**DATA EXCERPTS:**
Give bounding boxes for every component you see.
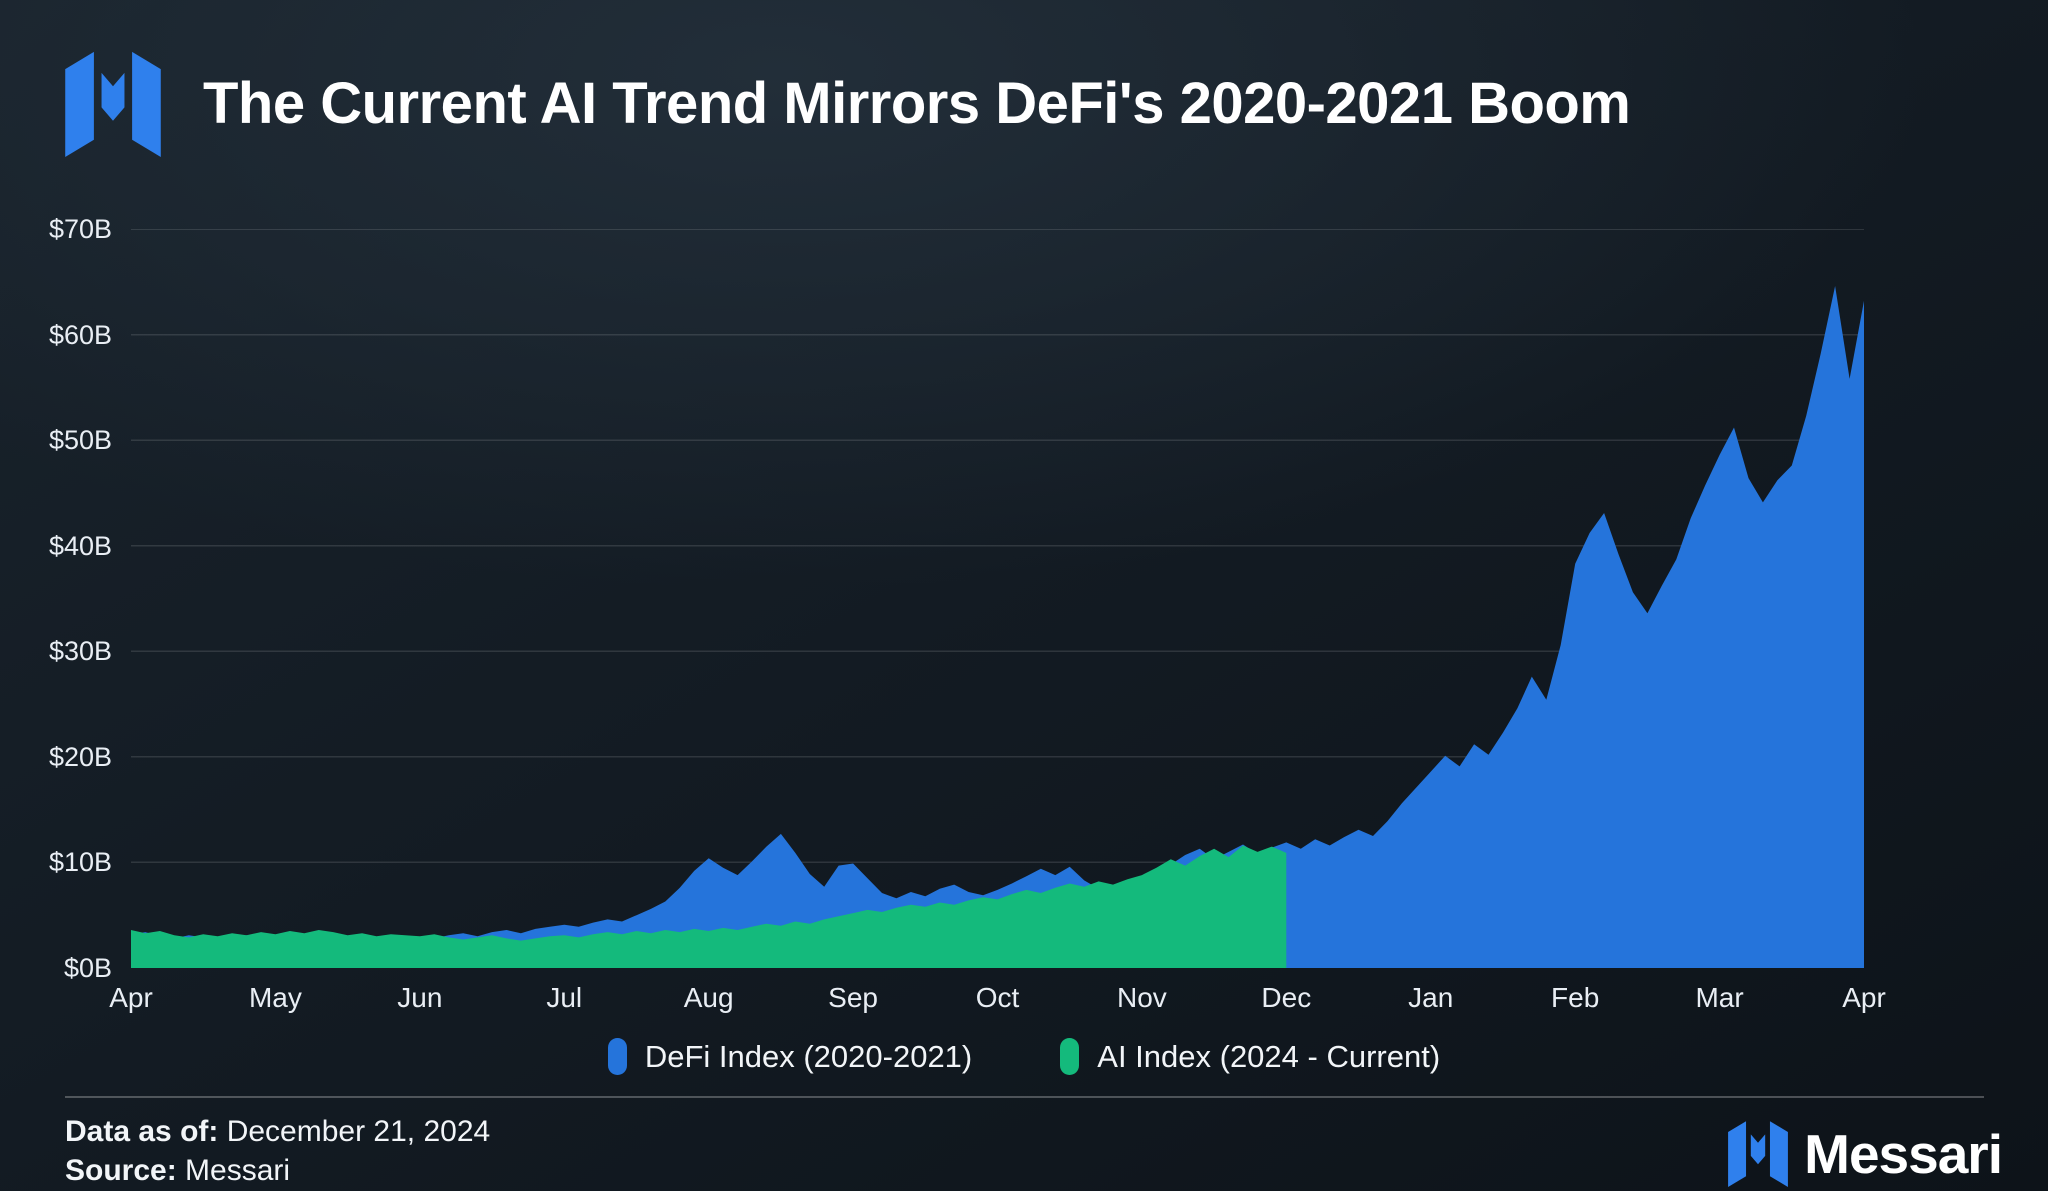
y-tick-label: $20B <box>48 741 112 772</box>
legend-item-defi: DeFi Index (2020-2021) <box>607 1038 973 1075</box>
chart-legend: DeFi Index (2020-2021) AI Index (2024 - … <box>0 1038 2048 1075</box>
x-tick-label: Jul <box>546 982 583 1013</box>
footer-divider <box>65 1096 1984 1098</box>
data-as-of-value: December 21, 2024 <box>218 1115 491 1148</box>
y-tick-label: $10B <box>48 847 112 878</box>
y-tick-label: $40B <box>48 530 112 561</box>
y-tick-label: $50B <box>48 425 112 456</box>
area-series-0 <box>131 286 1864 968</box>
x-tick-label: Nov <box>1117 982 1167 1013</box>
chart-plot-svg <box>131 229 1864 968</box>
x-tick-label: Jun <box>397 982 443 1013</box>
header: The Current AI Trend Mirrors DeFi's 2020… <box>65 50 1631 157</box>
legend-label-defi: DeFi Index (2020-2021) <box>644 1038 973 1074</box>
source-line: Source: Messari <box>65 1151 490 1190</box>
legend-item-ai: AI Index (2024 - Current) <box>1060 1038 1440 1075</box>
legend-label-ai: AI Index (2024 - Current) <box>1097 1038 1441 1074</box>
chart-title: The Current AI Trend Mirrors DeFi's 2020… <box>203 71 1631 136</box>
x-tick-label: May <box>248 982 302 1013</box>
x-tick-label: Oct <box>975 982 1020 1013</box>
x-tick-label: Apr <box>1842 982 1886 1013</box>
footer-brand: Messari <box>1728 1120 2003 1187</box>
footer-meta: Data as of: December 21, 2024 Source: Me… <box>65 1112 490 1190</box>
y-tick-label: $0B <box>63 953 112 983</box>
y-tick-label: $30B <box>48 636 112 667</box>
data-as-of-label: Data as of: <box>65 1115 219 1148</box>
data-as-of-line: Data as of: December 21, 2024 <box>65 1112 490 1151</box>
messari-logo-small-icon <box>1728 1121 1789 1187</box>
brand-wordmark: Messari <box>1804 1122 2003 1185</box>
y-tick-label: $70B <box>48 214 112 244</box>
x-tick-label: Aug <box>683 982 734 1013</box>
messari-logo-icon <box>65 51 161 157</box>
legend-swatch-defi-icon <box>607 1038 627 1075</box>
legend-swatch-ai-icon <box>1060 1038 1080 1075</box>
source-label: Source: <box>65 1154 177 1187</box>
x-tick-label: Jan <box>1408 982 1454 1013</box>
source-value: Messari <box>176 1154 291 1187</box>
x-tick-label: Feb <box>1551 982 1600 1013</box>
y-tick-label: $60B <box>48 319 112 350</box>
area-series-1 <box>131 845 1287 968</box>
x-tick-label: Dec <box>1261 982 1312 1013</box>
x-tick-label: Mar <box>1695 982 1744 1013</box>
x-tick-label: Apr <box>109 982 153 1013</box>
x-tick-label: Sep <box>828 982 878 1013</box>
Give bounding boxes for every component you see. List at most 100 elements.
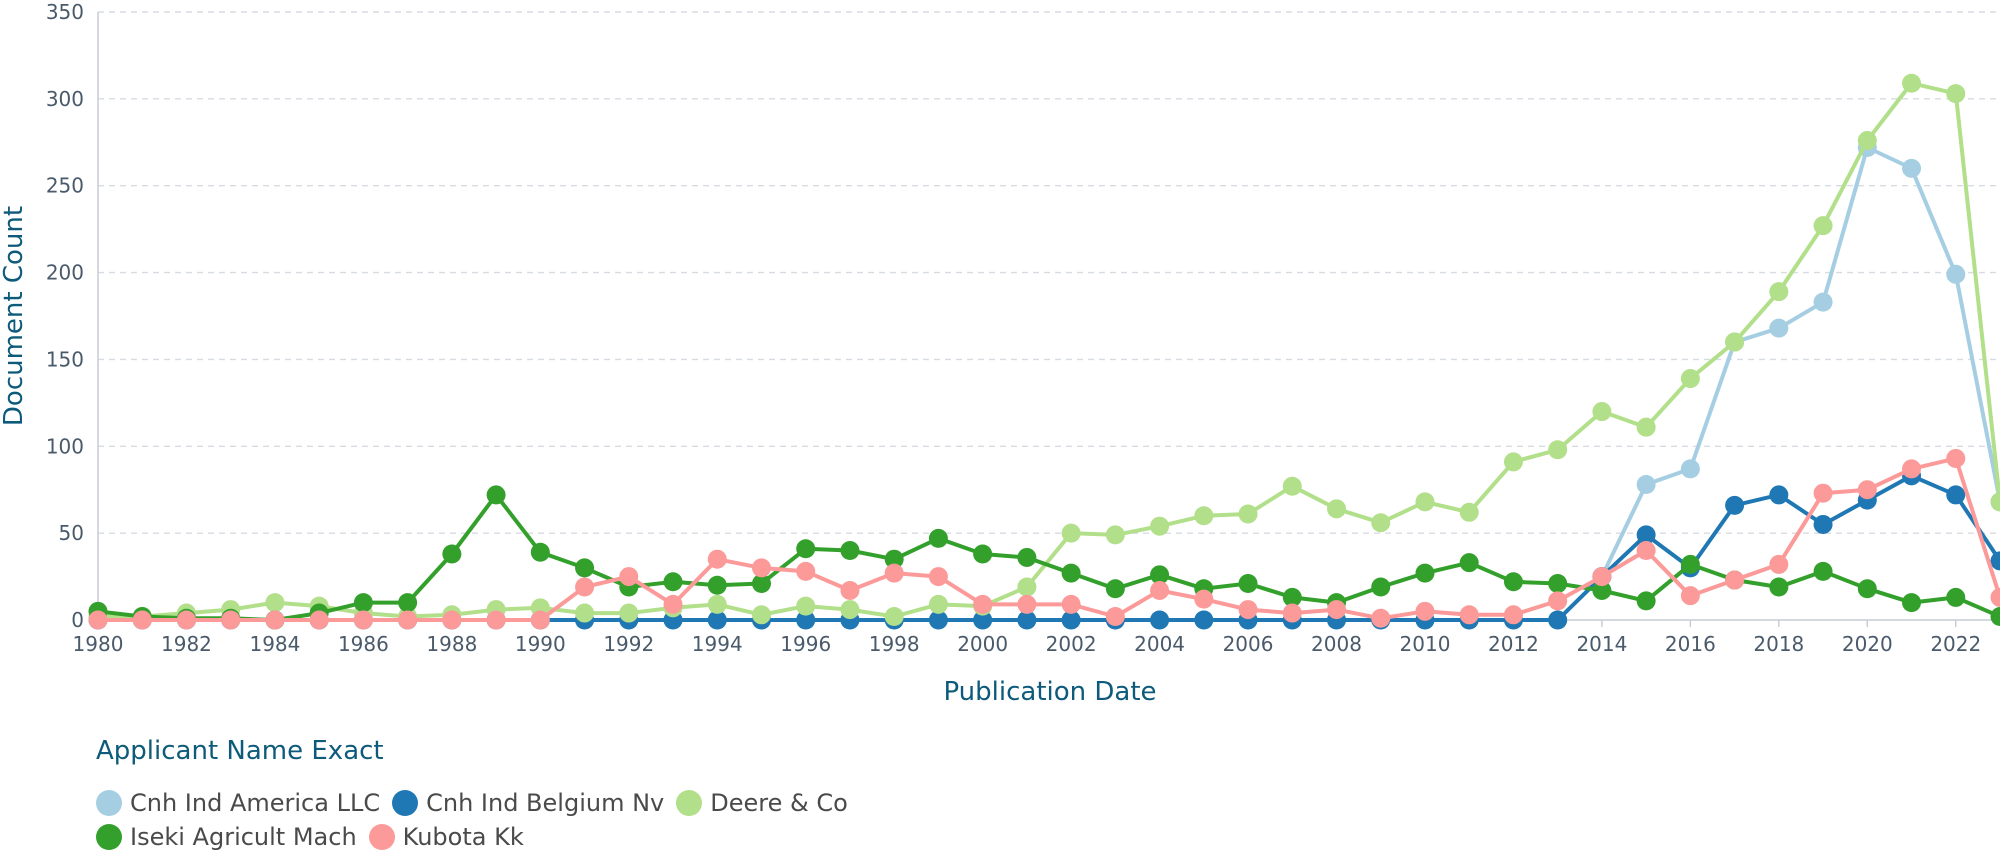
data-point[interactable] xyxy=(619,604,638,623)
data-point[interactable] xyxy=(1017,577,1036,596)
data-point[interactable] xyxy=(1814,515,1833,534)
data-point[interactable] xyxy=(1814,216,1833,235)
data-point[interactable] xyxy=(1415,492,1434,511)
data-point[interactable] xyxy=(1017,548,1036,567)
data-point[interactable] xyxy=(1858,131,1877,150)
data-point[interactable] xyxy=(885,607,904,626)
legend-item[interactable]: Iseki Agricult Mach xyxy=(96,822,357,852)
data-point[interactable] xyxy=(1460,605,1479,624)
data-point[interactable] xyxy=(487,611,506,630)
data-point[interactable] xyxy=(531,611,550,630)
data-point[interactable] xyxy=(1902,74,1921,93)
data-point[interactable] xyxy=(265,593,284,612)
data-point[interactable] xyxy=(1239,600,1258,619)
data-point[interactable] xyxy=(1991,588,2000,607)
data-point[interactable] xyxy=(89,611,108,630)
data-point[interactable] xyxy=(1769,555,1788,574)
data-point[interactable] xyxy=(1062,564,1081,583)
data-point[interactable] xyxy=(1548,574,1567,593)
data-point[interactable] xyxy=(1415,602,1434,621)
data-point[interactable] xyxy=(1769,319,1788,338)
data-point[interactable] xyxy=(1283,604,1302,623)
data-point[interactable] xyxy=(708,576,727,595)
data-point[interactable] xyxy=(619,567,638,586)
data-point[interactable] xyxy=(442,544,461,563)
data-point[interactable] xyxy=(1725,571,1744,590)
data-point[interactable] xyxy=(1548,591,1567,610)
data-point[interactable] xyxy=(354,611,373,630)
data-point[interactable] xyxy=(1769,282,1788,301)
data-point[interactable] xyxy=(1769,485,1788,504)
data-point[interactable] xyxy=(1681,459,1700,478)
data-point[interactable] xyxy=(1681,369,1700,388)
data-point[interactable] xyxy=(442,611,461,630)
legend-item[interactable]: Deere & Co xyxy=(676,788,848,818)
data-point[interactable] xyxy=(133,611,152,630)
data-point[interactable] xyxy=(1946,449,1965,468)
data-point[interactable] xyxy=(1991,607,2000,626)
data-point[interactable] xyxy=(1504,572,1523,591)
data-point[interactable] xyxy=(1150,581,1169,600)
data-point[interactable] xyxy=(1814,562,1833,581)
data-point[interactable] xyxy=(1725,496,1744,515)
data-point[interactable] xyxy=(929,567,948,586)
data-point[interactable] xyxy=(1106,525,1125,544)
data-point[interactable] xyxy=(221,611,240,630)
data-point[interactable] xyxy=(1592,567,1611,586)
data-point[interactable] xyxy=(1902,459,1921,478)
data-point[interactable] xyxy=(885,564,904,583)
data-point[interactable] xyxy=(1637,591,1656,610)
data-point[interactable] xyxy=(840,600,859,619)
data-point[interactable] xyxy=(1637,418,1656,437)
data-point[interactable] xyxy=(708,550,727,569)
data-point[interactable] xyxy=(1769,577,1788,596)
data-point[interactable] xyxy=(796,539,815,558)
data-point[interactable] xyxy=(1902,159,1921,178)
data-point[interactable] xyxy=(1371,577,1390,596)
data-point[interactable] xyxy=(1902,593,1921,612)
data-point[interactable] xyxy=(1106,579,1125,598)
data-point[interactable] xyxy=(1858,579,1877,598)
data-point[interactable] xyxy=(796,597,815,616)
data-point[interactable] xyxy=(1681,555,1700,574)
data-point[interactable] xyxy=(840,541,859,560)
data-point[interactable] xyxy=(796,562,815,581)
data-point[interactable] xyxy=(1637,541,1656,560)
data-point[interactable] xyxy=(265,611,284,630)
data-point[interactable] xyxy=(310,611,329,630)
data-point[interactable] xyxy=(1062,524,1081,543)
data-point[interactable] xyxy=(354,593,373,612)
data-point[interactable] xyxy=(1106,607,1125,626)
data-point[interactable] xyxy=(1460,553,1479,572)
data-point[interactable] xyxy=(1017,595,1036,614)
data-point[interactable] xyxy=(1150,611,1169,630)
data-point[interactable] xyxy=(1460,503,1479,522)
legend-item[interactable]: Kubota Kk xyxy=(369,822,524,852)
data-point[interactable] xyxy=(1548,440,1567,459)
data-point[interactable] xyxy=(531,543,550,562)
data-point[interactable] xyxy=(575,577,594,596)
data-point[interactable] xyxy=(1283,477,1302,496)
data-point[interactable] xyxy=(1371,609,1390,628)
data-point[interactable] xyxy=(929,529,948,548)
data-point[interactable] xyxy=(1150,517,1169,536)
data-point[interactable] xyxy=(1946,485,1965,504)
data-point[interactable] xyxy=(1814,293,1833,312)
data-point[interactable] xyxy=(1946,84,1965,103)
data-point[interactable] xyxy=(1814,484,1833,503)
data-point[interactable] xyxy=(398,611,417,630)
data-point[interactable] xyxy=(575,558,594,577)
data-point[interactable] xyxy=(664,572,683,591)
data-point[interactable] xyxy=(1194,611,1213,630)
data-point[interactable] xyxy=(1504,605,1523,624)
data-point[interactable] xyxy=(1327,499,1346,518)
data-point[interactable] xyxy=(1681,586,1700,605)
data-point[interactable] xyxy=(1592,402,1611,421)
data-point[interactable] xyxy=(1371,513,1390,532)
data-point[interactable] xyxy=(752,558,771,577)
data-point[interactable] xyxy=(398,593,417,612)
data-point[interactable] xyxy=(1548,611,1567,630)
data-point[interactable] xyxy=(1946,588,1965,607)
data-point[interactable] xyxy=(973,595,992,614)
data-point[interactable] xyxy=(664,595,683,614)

**BRIEF:** Give the lines of the data as a JSON list of strings, one string per line with blank lines omitted, beginning with the line that contains "y-tick-label: $20B <box>48 741 112 772</box>" and continuing through the line that contains "y-tick-label: $50B <box>48 425 112 456</box>".

**REPLY TO THE TASK:**
[
  "y-tick-label: $20B <box>48 741 112 772</box>",
  "legend-item-defi: DeFi Index (2020-2021) <box>607 1038 973 1075</box>",
  "chart-legend: DeFi Index (2020-2021) AI Index (2024 - … <box>0 1038 2048 1075</box>",
  "x-tick-label: Jul <box>546 982 583 1013</box>",
  "footer-divider <box>65 1096 1984 1098</box>",
  "data-as-of-value: December 21, 2024 <box>218 1115 491 1148</box>",
  "y-tick-label: $10B <box>48 847 112 878</box>",
  "y-tick-label: $40B <box>48 530 112 561</box>",
  "y-tick-label: $50B <box>48 425 112 456</box>"
]